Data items
____________________
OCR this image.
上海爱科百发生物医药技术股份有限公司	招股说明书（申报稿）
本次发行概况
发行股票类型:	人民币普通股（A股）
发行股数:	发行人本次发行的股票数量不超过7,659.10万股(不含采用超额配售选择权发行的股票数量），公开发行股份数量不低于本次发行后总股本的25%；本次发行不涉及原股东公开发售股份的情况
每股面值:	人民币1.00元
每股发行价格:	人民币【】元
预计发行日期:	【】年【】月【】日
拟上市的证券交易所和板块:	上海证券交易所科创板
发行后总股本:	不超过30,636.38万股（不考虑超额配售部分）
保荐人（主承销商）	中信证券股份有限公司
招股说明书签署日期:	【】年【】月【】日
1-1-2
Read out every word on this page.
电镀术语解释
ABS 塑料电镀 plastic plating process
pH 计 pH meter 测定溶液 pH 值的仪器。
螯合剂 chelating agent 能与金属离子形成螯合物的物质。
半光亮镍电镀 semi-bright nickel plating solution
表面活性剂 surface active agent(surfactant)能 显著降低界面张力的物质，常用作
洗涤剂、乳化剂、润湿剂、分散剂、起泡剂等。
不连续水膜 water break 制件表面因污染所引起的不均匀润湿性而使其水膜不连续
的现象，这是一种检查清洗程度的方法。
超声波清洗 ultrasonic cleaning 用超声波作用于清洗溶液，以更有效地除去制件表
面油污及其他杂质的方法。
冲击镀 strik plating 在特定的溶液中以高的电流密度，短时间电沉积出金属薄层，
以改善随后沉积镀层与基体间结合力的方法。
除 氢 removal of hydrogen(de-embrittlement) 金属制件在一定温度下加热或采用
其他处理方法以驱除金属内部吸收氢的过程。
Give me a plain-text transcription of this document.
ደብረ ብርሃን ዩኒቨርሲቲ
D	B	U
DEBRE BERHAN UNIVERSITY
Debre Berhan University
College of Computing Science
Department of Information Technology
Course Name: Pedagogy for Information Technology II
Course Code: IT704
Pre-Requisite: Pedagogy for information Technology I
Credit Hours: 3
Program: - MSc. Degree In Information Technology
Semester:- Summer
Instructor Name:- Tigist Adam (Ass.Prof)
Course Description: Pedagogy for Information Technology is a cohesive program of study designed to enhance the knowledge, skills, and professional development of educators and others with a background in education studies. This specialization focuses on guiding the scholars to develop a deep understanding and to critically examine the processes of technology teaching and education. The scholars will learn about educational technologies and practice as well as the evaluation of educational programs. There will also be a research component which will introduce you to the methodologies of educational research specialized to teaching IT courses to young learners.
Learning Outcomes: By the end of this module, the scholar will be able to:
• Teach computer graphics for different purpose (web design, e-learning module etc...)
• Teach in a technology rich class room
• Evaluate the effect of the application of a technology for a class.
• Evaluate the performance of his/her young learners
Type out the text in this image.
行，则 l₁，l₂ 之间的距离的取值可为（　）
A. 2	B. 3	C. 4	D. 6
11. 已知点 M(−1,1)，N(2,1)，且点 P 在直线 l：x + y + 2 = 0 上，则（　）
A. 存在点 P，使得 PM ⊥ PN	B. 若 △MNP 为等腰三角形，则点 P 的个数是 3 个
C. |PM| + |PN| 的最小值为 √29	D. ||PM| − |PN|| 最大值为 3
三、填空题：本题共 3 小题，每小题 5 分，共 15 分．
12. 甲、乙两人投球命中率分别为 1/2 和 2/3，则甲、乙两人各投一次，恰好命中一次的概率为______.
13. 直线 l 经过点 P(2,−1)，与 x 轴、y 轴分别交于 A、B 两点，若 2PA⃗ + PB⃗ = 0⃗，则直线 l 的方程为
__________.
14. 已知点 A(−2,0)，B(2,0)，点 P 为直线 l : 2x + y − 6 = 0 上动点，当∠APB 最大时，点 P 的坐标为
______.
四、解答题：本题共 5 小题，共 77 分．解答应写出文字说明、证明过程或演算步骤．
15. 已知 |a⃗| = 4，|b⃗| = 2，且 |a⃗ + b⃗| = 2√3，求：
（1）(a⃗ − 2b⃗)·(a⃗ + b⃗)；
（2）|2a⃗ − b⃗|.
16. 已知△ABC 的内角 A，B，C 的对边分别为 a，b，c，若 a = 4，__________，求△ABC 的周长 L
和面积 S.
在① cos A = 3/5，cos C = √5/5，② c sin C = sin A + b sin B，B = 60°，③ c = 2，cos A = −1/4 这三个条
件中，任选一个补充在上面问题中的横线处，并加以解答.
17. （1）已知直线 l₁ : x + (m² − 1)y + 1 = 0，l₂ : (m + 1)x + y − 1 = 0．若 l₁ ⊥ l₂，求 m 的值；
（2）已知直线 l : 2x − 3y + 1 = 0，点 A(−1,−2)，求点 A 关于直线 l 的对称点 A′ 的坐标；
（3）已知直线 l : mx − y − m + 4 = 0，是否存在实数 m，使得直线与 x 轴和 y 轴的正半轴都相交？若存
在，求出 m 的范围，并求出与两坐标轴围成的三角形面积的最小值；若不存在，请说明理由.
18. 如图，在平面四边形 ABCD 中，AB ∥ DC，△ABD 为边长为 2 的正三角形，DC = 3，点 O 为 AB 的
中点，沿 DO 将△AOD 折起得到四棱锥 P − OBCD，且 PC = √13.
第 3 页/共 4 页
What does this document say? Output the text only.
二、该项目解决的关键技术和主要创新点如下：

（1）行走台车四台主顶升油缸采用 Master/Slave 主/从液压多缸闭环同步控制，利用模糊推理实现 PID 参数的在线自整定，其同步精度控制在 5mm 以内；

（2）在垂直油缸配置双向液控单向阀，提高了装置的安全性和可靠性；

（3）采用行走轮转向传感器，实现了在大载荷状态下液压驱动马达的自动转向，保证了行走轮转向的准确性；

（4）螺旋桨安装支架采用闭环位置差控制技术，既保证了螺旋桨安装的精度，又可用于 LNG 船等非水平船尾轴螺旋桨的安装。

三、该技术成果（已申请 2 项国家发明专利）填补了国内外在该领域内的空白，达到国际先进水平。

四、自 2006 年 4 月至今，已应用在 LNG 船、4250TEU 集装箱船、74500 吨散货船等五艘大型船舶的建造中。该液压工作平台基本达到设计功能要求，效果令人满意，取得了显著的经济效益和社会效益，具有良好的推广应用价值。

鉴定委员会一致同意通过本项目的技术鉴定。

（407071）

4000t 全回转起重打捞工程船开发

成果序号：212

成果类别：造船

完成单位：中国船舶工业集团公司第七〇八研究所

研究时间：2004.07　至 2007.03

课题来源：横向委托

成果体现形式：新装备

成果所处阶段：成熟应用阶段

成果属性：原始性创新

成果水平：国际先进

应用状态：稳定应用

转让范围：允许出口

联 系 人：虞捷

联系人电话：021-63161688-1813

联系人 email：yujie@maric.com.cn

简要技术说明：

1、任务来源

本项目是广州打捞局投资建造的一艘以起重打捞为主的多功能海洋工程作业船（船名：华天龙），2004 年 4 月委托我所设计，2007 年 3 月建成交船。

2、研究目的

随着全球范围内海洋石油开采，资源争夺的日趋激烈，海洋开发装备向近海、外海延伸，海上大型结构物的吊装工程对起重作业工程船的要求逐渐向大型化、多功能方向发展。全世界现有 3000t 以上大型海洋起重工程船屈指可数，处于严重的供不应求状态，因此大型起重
____________________
■ **Directions**:
Return the material exactly as it stands.

■ **Full response**:
OCR this image.
上海爱科百发生物医药技术股份有限公司	招股说明书（申报稿）
本次发行概况
发行股票类型:	人民币普通股（A股）
发行股数:	发行人本次发行的股票数量不超过7,659.10万股(不含采用超额配售选择权发行的股票数量），公开发行股份数量不低于本次发行后总股本的25%；本次发行不涉及原股东公开发售股份的情况
每股面值:	人民币1.00元
每股发行价格:	人民币【】元
预计发行日期:	【】年【】月【】日
拟上市的证券交易所和板块:	上海证券交易所科创板
发行后总股本:	不超过30,636.38万股（不考虑超额配售部分）
保荐人（主承销商）	中信证券股份有限公司
招股说明书签署日期:	【】年【】月【】日
1-1-2
Read out every word on this page.
电镀术语解释
ABS 塑料电镀 plastic plating process
pH 计 pH meter 测定溶液 pH 值的仪器。
螯合剂 chelating agent 能与金属离子形成螯合物的物质。
半光亮镍电镀 semi-bright nickel plating solution
表面活性剂 surface active agent(surfactant)能 显著降低界面张力的物质，常用作
洗涤剂、乳化剂、润湿剂、分散剂、起泡剂等。
不连续水膜 water break 制件表面因污染所引起的不均匀润湿性而使其水膜不连续
的现象，这是一种检查清洗程度的方法。
超声波清洗 ultrasonic cleaning 用超声波作用于清洗溶液，以更有效地除去制件表
面油污及其他杂质的方法。
冲击镀 strik plating 在特定的溶液中以高的电流密度，短时间电沉积出金属薄层，
以改善随后沉积镀层与基体间结合力的方法。
除 氢 removal of hydrogen(de-embrittlement) 金属制件在一定温度下加热或采用
其他处理方法以驱除金属内部吸收氢的过程。
Give me a plain-text transcription of this document.
ደብረ ብርሃን ዩኒቨርሲቲ
D	B	U
DEBRE BERHAN UNIVERSITY
Debre Berhan University
College of Computing Science
Department of Information Technology
Course Name: Pedagogy for Information Technology II
Course Code: IT704
Pre-Requisite: Pedagogy for information Technology I
Credit Hours: 3
Program: - MSc. Degree In Information Technology
Semester:- Summer
Instructor Name:- Tigist Adam (Ass.Prof)
Course Description: Pedagogy for Information Technology is a cohesive program of study designed to enhance the knowledge, skills, and professional development of educators and others with a background in education studies. This specialization focuses on guiding the scholars to develop a deep understanding and to critically examine the processes of technology teaching and education. The scholars will learn about educational technologies and practice as well as the evaluation of educational programs. There will also be a research component which will introduce you to the methodologies of educational research specialized to teaching IT courses to young learners.
Learning Outcomes: By the end of this module, the scholar will be able to:
• Teach computer graphics for different purpose (web design, e-learning module etc...)
• Teach in a technology rich class room
• Evaluate the effect of the application of a technology for a class.
• Evaluate the performance of his/her young learners
Type out the text in this image.
行，则 l₁，l₂ 之间的距离的取值可为（　）
A. 2	B. 3	C. 4	D. 6
11. 已知点 M(−1,1)，N(2,1)，且点 P 在直线 l：x + y + 2 = 0 上，则（　）
A. 存在点 P，使得 PM ⊥ PN	B. 若 △MNP 为等腰三角形，则点 P 的个数是 3 个
C. |PM| + |PN| 的最小值为 √29	D. ||PM| − |PN|| 最大值为 3
三、填空题：本题共 3 小题，每小题 5 分，共 15 分．
12. 甲、乙两人投球命中率分别为 1/2 和 2/3，则甲、乙两人各投一次，恰好命中一次的概率为______.
13. 直线 l 经过点 P(2,−1)，与 x 轴、y 轴分别交于 A、B 两点，若 2PA⃗ + PB⃗ = 0⃗，则直线 l 的方程为
__________.
14. 已知点 A(−2,0)，B(2,0)，点 P 为直线 l : 2x + y − 6 = 0 上动点，当∠APB 最大时，点 P 的坐标为
______.
四、解答题：本题共 5 小题，共 77 分．解答应写出文字说明、证明过程或演算步骤．
15. 已知 |a⃗| = 4，|b⃗| = 2，且 |a⃗ + b⃗| = 2√3，求：
（1）(a⃗ − 2b⃗)·(a⃗ + b⃗)；
（2）|2a⃗ − b⃗|.
16. 已知△ABC 的内角 A，B，C 的对边分别为 a，b，c，若 a = 4，__________，求△ABC 的周长 L
和面积 S.
在① cos A = 3/5，cos C = √5/5，② c sin C = sin A + b sin B，B = 60°，③ c = 2，cos A = −1/4 这三个条
件中，任选一个补充在上面问题中的横线处，并加以解答.
17. （1）已知直线 l₁ : x + (m² − 1)y + 1 = 0，l₂ : (m + 1)x + y − 1 = 0．若 l₁ ⊥ l₂，求 m 的值；
（2）已知直线 l : 2x − 3y + 1 = 0，点 A(−1,−2)，求点 A 关于直线 l 的对称点 A′ 的坐标；
（3）已知直线 l : mx − y − m + 4 = 0，是否存在实数 m，使得直线与 x 轴和 y 轴的正半轴都相交？若存
在，求出 m 的范围，并求出与两坐标轴围成的三角形面积的最小值；若不存在，请说明理由.
18. 如图，在平面四边形 ABCD 中，AB ∥ DC，△ABD 为边长为 2 的正三角形，DC = 3，点 O 为 AB 的
中点，沿 DO 将△AOD 折起得到四棱锥 P − OBCD，且 PC = √13.
第 3 页/共 4 页
What does this document say? Output the text only.
二、该项目解决的关键技术和主要创新点如下：

（1）行走台车四台主顶升油缸采用 Master/Slave 主/从液压多缸闭环同步控制，利用模糊推理实现 PID 参数的在线自整定，其同步精度控制在 5mm 以内；

（2）在垂直油缸配置双向液控单向阀，提高了装置的安全性和可靠性；

（3）采用行走轮转向传感器，实现了在大载荷状态下液压驱动马达的自动转向，保证了行走轮转向的准确性；

（4）螺旋桨安装支架采用闭环位置差控制技术，既保证了螺旋桨安装的精度，又可用于 LNG 船等非水平船尾轴螺旋桨的安装。

三、该技术成果（已申请 2 项国家发明专利）填补了国内外在该领域内的空白，达到国际先进水平。

四、自 2006 年 4 月至今，已应用在 LNG 船、4250TEU 集装箱船、74500 吨散货船等五艘大型船舶的建造中。该液压工作平台基本达到设计功能要求，效果令人满意，取得了显著的经济效益和社会效益，具有良好的推广应用价值。

鉴定委员会一致同意通过本项目的技术鉴定。

（407071）

4000t 全回转起重打捞工程船开发

成果序号：212

成果类别：造船

完成单位：中国船舶工业集团公司第七〇八研究所

研究时间：2004.07　至 2007.03

课题来源：横向委托

成果体现形式：新装备

成果所处阶段：成熟应用阶段

成果属性：原始性创新

成果水平：国际先进

应用状态：稳定应用

转让范围：允许出口

联 系 人：虞捷

联系人电话：021-63161688-1813

联系人 email：yujie@maric.com.cn

简要技术说明：

1、任务来源

本项目是广州打捞局投资建造的一艘以起重打捞为主的多功能海洋工程作业船（船名：华天龙），2004 年 4 月委托我所设计，2007 年 3 月建成交船。

2、研究目的

随着全球范围内海洋石油开采，资源争夺的日趋激烈，海洋开发装备向近海、外海延伸，海上大型结构物的吊装工程对起重作业工程船的要求逐渐向大型化、多功能方向发展。全世界现有 3000t 以上大型海洋起重工程船屈指可数，处于严重的供不应求状态，因此大型起重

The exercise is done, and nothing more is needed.